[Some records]
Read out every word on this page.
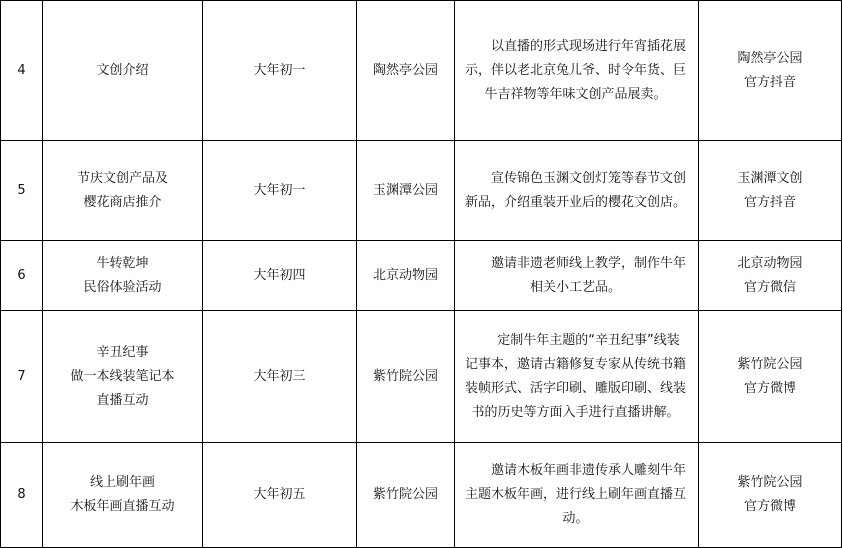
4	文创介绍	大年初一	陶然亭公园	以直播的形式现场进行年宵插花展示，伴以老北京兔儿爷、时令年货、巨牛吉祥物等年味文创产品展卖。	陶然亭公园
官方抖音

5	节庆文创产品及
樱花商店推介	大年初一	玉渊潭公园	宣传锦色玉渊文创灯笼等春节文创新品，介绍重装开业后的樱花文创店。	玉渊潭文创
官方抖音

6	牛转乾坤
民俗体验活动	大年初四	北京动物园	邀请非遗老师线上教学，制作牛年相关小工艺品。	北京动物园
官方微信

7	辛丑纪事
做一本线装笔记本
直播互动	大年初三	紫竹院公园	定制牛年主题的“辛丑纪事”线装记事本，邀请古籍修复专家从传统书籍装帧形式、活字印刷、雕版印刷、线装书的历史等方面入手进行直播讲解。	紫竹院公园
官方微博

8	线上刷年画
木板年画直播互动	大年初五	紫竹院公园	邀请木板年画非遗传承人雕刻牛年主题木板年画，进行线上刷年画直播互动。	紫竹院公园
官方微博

...

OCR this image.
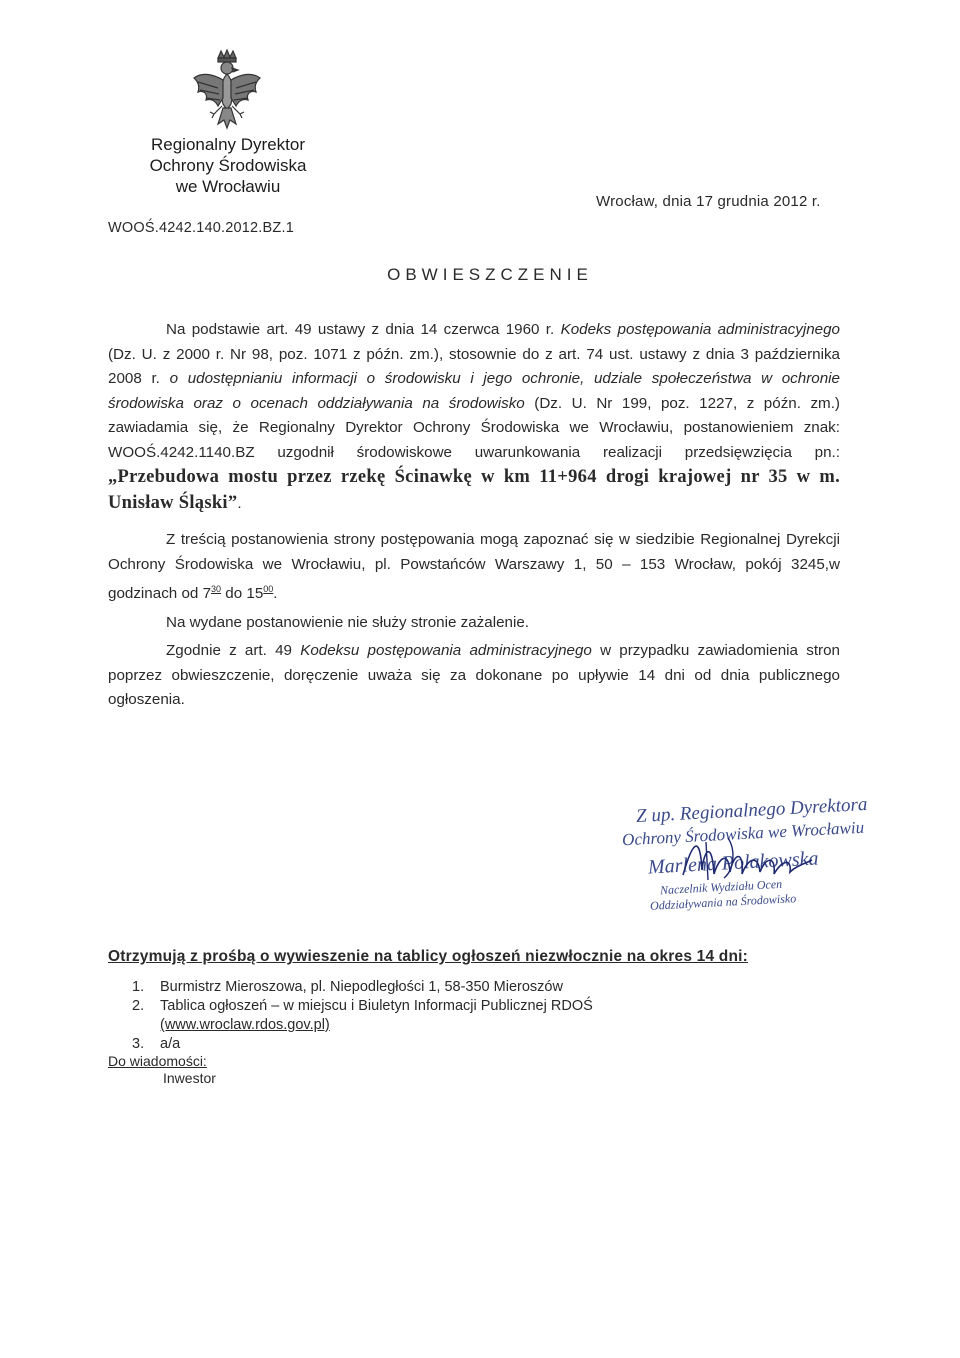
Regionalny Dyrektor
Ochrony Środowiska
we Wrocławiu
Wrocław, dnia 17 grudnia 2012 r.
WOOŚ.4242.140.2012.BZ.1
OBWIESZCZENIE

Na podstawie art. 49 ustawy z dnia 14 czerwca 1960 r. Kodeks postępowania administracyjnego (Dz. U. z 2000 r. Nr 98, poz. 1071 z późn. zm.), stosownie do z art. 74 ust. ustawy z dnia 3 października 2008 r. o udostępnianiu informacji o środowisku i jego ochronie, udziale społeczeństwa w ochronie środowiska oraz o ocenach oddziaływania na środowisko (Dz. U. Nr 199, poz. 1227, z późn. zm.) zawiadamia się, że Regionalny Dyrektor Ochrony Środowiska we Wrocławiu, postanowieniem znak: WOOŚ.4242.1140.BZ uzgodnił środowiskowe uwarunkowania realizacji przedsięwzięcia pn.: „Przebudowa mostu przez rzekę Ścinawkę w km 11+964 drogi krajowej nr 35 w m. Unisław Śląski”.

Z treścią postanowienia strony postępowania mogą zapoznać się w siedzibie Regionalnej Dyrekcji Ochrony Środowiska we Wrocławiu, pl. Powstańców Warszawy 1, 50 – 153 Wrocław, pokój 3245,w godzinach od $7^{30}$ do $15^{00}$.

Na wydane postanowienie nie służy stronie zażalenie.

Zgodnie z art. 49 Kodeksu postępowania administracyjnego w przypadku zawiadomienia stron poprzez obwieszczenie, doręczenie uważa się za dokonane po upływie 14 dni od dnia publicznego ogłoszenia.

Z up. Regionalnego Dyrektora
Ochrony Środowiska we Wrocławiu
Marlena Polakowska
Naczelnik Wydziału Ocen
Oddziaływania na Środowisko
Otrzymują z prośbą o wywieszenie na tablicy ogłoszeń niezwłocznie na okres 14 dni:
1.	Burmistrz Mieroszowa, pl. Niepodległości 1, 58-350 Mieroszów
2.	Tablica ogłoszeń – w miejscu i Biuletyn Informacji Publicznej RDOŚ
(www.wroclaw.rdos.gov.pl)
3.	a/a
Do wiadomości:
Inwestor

...

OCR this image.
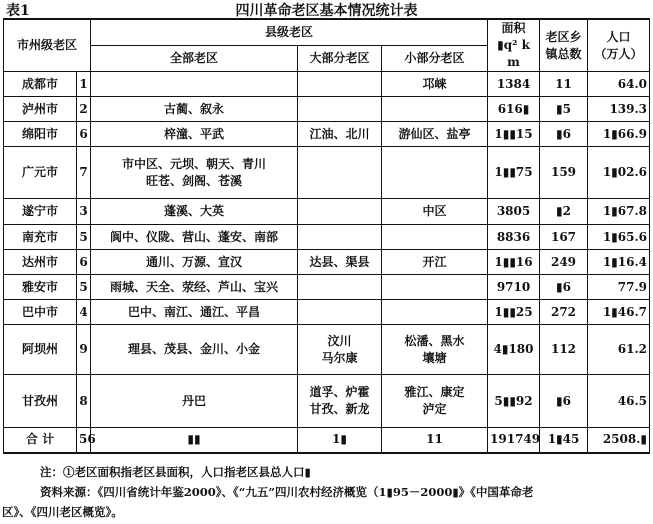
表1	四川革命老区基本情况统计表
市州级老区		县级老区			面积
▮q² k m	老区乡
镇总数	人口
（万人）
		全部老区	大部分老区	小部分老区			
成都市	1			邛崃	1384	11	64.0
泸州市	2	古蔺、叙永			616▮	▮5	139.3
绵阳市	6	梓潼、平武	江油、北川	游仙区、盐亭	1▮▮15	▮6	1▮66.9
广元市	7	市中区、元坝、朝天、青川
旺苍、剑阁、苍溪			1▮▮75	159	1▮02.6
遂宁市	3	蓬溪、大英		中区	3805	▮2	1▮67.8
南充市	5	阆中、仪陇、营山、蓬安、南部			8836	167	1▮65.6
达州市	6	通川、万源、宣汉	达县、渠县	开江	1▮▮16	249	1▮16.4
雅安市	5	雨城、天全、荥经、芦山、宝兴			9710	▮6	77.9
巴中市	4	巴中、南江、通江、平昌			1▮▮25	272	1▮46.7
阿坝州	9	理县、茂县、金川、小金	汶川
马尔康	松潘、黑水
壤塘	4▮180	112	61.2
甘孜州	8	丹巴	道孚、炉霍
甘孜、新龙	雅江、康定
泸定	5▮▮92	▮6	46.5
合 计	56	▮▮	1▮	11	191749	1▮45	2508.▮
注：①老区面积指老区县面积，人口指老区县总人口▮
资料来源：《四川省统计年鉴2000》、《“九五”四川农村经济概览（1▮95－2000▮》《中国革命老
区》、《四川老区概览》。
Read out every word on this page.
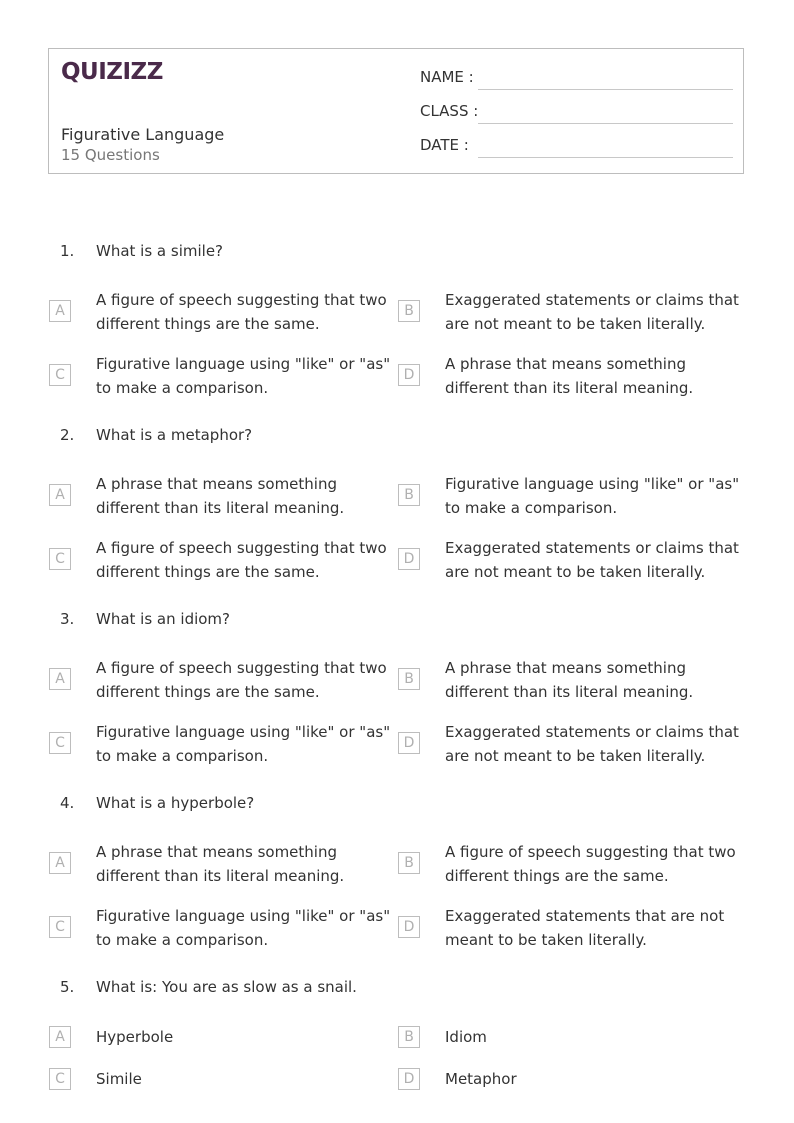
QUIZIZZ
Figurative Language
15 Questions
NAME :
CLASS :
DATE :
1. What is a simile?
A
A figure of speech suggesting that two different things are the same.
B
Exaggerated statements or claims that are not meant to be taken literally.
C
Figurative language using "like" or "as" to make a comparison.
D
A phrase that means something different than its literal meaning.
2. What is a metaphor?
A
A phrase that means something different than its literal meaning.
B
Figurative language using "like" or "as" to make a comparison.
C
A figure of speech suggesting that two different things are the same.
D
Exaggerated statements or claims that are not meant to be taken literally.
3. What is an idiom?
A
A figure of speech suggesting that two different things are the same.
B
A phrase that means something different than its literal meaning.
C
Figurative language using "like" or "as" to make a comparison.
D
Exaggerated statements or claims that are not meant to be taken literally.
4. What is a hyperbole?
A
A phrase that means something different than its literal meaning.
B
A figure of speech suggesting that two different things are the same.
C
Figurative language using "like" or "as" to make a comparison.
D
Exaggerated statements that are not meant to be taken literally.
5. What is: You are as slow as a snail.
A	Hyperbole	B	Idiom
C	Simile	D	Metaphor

→ **Set exercise**: Using the listing above, show every line that includes the string "What".

→ **Output**:
1. What is a simile?
2. What is a metaphor?
3. What is an idiom?
4. What is a hyperbole?
5. What is: You are as slow as a snail.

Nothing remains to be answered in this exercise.